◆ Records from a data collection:
******
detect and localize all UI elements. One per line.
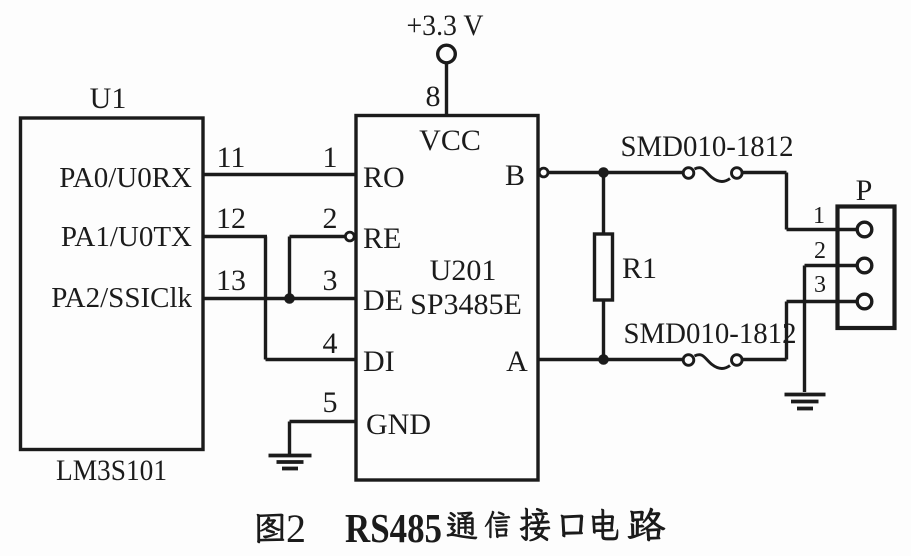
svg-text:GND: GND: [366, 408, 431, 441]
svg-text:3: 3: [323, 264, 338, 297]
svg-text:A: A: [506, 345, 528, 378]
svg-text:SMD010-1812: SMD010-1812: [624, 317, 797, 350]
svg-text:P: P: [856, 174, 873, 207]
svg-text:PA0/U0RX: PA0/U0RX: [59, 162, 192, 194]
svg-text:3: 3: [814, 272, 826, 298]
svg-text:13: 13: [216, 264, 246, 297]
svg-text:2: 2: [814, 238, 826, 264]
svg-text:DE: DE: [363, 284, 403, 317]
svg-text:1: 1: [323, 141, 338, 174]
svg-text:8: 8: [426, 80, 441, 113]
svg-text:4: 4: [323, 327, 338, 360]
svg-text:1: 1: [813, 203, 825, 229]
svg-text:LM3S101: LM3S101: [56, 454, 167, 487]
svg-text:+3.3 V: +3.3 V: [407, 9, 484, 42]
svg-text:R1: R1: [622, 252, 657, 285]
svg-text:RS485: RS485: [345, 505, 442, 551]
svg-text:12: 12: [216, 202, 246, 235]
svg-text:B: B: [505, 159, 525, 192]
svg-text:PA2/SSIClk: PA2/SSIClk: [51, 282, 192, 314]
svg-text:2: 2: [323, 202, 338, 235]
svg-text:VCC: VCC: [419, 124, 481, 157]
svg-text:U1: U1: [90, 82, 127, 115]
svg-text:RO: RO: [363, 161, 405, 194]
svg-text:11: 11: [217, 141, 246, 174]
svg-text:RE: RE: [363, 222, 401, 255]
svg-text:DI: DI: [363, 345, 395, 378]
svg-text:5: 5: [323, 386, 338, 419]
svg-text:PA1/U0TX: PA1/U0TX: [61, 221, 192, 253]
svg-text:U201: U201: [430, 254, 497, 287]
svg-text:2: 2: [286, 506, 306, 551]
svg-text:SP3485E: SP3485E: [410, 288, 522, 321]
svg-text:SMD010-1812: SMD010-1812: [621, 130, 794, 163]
******
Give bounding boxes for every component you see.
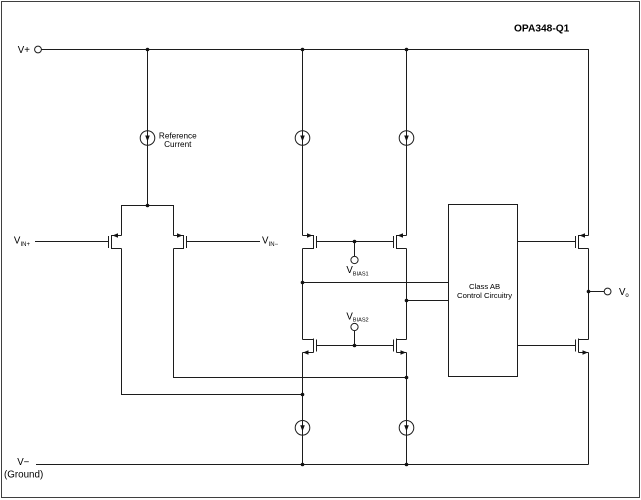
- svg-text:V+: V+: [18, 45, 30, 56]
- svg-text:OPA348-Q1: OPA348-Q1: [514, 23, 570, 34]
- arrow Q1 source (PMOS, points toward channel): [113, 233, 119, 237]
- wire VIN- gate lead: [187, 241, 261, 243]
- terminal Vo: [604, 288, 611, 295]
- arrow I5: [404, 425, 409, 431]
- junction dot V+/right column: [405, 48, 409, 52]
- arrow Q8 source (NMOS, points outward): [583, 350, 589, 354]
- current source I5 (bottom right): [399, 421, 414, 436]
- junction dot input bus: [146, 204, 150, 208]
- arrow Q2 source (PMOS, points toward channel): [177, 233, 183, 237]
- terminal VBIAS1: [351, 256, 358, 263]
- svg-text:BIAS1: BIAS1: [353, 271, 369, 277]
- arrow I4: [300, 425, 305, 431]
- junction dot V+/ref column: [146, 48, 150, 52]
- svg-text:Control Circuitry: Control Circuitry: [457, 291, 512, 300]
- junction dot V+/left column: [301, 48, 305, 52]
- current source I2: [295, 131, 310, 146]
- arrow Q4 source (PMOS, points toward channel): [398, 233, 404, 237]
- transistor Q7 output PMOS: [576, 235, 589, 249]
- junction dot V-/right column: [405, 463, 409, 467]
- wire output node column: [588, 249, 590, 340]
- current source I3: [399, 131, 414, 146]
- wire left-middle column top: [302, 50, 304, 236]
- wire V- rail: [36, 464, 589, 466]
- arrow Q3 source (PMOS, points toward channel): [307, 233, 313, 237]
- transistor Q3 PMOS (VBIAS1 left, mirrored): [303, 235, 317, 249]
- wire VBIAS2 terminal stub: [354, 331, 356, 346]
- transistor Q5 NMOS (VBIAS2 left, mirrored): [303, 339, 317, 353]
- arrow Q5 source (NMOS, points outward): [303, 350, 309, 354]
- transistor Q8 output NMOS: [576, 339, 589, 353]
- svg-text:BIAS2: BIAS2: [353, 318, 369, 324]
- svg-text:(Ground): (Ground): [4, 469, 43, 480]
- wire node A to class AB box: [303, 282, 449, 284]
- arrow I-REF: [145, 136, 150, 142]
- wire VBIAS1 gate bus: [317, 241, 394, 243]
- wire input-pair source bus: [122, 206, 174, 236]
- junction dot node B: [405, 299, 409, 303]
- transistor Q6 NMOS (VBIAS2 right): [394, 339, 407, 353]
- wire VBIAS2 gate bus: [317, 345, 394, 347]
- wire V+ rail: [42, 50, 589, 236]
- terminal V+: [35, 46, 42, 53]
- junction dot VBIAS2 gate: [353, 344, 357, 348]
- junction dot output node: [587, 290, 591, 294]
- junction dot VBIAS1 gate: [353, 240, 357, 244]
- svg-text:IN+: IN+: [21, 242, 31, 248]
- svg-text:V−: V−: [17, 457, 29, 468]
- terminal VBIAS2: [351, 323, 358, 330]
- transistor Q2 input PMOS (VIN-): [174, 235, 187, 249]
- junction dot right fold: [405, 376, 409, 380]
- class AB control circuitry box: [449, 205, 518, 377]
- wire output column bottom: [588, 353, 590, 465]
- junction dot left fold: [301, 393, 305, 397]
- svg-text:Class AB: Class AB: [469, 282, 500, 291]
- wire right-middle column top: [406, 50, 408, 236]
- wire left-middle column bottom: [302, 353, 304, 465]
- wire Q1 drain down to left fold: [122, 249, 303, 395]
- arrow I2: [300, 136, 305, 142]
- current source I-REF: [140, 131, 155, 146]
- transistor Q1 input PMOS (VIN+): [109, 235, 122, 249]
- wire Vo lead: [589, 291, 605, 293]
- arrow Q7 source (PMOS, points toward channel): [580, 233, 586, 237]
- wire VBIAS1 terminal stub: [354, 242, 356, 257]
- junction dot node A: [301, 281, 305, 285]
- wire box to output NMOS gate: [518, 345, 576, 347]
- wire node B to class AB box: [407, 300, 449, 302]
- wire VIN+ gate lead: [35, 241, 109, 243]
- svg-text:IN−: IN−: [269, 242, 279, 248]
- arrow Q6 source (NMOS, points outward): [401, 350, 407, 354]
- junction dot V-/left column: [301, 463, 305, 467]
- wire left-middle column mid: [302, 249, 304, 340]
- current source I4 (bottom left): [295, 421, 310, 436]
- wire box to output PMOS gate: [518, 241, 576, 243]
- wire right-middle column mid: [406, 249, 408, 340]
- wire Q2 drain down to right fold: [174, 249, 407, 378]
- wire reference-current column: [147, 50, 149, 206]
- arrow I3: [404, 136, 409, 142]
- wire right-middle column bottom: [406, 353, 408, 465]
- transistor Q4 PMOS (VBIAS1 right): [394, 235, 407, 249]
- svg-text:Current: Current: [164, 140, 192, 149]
******
◆ To do:
Revise the listing lines between the one holding "- svg-text:V+: V+: [18, 45, 30, 56]" and the one holding "- arrow I4: [300, 425, 305, 431]", inclusive, so that "terminal" becomes "pin", with all else left unchanged. Give back only those lines.

◆ Reply:
- svg-text:V+: V+: [18, 45, 30, 56]
- svg-text:OPA348-Q1: OPA348-Q1: [514, 23, 570, 34]
- arrow Q1 source (PMOS, points toward channel): [113, 233, 119, 237]
- wire VIN- gate lead: [187, 241, 261, 243]
- pin Vo: [604, 288, 611, 295]
- arrow I5: [404, 425, 409, 431]
- junction dot V+/right column: [405, 48, 409, 52]
- arrow Q8 source (NMOS, points outward): [583, 350, 589, 354]
- current source I5 (bottom right): [399, 421, 414, 436]
- junction dot input bus: [146, 204, 150, 208]
- arrow Q2 source (PMOS, points toward channel): [177, 233, 183, 237]
- pin VBIAS1: [351, 256, 358, 263]
- svg-text:BIAS1: BIAS1: [353, 271, 369, 277]
- arrow I4: [300, 425, 305, 431]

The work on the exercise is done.